[Source records]
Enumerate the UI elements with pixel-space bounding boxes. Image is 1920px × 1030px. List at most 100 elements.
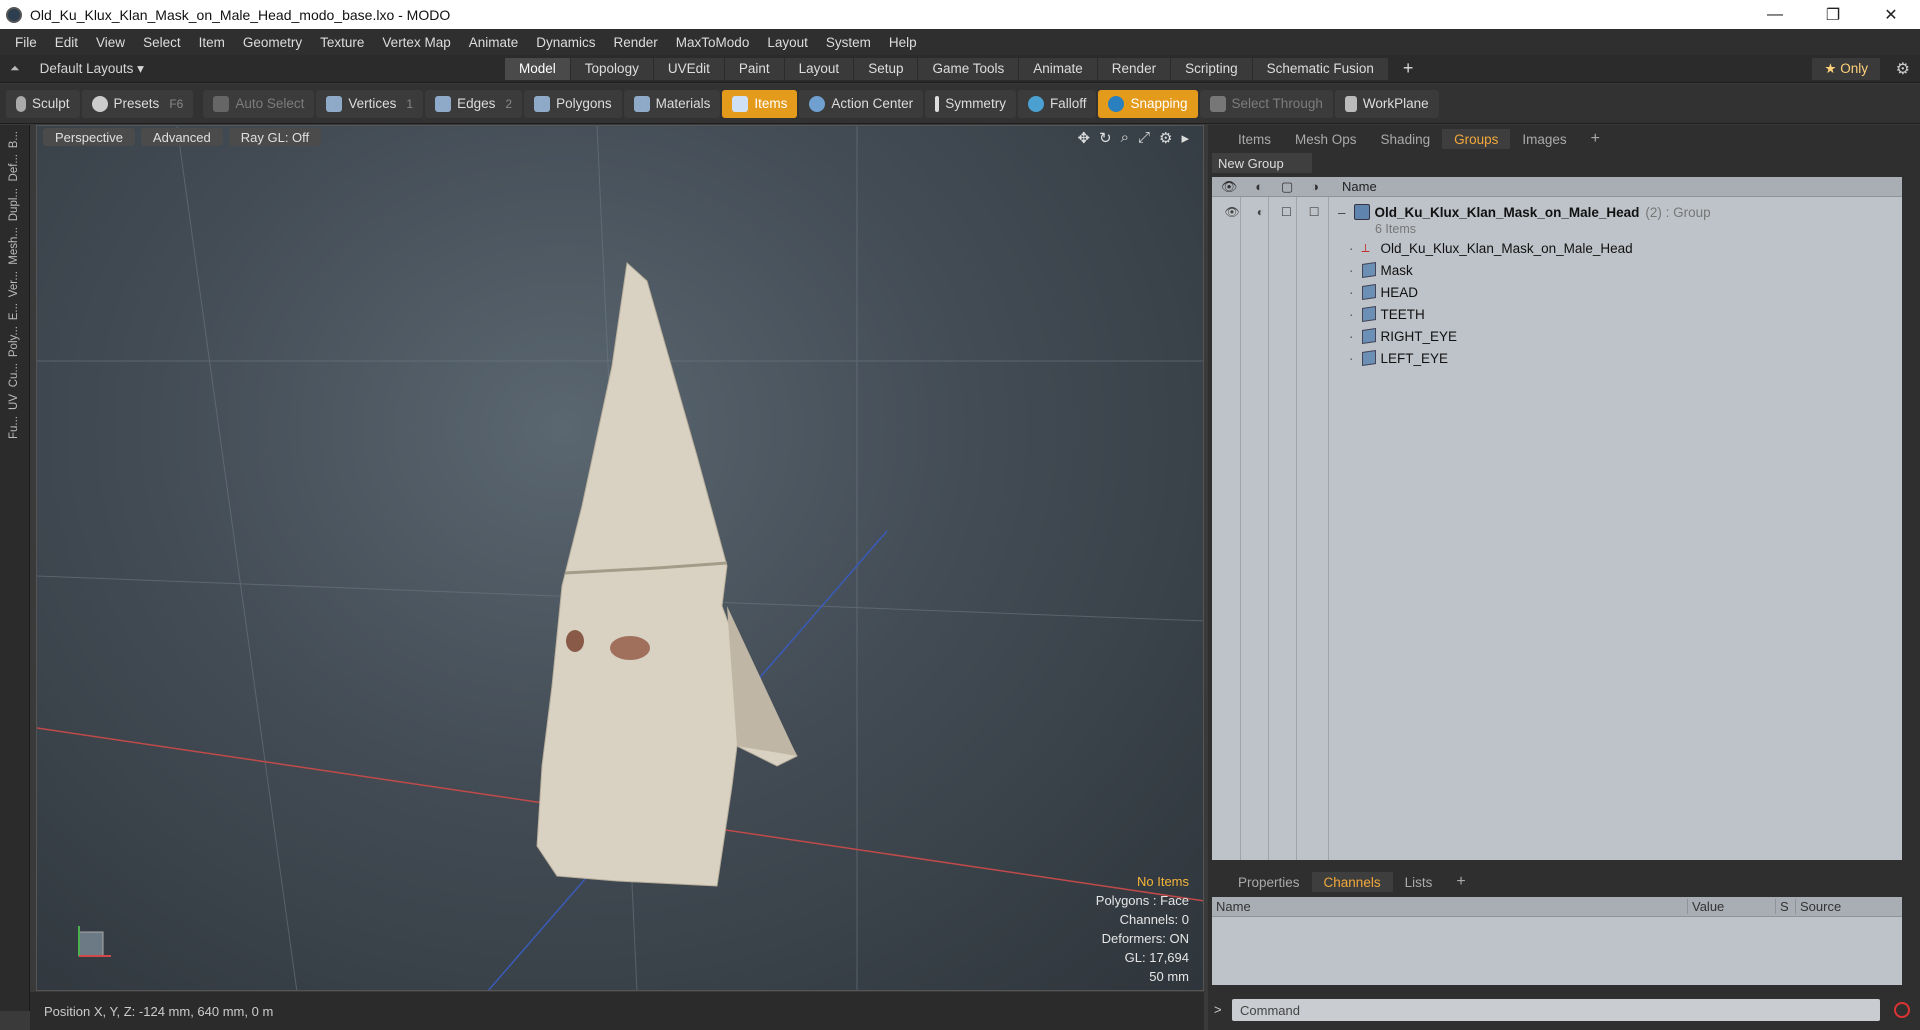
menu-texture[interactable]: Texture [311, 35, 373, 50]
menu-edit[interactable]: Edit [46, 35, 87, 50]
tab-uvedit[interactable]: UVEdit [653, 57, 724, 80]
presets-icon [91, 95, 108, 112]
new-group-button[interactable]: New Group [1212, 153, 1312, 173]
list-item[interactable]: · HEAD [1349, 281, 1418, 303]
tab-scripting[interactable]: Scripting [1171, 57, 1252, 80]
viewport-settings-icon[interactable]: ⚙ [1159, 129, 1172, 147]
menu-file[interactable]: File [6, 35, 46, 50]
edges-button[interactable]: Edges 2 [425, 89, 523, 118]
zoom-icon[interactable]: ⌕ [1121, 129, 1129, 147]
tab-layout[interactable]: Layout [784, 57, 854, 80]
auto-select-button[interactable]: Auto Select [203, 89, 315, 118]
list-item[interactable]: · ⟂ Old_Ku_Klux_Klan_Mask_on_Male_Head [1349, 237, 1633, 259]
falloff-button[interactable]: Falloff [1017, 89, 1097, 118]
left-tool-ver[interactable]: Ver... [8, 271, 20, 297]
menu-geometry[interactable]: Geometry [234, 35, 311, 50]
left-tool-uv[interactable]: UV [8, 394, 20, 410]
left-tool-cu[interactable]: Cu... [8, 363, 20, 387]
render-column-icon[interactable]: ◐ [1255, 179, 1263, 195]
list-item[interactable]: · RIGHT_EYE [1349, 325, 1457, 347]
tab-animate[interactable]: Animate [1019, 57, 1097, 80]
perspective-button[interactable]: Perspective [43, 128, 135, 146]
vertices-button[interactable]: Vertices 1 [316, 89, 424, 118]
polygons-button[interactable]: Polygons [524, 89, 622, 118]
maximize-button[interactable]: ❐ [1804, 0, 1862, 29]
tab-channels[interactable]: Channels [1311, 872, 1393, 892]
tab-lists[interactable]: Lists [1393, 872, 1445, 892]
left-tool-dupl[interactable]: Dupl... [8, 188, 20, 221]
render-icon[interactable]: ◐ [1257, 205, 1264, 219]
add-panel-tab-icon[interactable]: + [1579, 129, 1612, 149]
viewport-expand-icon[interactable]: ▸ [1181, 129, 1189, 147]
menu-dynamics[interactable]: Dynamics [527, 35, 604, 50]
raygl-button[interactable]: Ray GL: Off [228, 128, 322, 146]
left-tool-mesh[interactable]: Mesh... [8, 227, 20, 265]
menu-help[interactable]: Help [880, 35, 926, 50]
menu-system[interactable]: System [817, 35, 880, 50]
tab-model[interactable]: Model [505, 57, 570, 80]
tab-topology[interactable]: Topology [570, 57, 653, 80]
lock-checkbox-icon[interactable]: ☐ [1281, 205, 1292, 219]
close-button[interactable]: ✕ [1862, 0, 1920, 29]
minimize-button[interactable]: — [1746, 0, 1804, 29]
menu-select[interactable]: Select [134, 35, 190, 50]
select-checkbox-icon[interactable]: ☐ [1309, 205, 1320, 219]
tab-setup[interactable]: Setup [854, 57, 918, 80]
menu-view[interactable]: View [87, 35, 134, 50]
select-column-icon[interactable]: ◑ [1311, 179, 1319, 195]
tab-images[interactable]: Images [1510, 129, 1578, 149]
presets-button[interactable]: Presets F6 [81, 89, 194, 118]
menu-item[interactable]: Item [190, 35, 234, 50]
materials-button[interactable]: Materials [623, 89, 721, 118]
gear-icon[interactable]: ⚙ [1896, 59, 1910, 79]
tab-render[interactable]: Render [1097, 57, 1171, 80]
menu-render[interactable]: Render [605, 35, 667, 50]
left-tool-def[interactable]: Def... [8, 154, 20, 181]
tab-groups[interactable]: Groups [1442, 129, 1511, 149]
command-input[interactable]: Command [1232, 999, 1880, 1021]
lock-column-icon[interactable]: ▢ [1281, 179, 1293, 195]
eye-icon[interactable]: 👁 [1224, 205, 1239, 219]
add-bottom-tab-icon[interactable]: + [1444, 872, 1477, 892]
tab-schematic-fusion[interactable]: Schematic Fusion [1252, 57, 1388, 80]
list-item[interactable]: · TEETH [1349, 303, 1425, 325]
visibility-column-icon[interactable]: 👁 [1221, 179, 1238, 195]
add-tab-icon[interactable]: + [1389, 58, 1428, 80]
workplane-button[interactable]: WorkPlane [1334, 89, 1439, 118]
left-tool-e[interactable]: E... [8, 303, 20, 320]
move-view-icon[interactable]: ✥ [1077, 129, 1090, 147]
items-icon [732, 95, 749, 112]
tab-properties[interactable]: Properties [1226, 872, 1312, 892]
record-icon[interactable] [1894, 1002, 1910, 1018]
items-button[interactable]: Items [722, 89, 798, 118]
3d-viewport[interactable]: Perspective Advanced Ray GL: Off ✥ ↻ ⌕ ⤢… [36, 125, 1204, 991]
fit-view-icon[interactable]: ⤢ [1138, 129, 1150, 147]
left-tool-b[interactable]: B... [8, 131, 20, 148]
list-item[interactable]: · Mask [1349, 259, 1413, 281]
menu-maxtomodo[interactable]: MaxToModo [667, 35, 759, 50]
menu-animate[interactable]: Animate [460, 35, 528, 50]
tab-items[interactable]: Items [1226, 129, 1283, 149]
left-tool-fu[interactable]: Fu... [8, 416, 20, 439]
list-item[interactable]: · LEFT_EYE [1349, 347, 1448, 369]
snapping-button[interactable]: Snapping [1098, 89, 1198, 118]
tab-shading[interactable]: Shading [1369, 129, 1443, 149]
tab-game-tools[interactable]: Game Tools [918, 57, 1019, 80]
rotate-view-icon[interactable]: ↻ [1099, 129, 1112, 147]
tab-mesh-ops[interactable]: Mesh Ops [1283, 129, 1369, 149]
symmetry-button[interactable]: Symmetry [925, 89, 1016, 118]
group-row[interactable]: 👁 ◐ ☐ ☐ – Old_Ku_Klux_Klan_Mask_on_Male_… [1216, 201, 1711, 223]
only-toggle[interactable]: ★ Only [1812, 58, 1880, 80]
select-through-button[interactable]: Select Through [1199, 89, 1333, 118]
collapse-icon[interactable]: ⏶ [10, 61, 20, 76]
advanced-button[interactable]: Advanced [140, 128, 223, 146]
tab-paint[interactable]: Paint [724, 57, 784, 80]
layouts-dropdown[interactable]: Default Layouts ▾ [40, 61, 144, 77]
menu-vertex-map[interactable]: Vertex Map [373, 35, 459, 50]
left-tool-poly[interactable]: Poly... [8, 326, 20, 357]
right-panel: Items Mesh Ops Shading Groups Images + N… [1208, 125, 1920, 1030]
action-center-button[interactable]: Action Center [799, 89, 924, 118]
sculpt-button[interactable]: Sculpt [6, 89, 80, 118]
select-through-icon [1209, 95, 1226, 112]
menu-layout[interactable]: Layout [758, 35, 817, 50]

#### [What needs to be done]
Reproduce the records starting at the line containing "menu-texture[interactable]: Texture [311, 35, 373, 50]" and ending at the line containing "list-item[interactable]: · HEAD", with "interactable" renamed to "clickable" throughout and everything else left unchanged.

#### [The response]
menu-texture[clickable]: Texture [311, 35, 373, 50]
menu-edit[clickable]: Edit [46, 35, 87, 50]
tab-uvedit[clickable]: UVEdit [653, 57, 724, 80]
presets-icon [91, 95, 108, 112]
new-group-button[clickable]: New Group [1212, 153, 1312, 173]
list-item[clickable]: · HEAD [1349, 281, 1418, 303]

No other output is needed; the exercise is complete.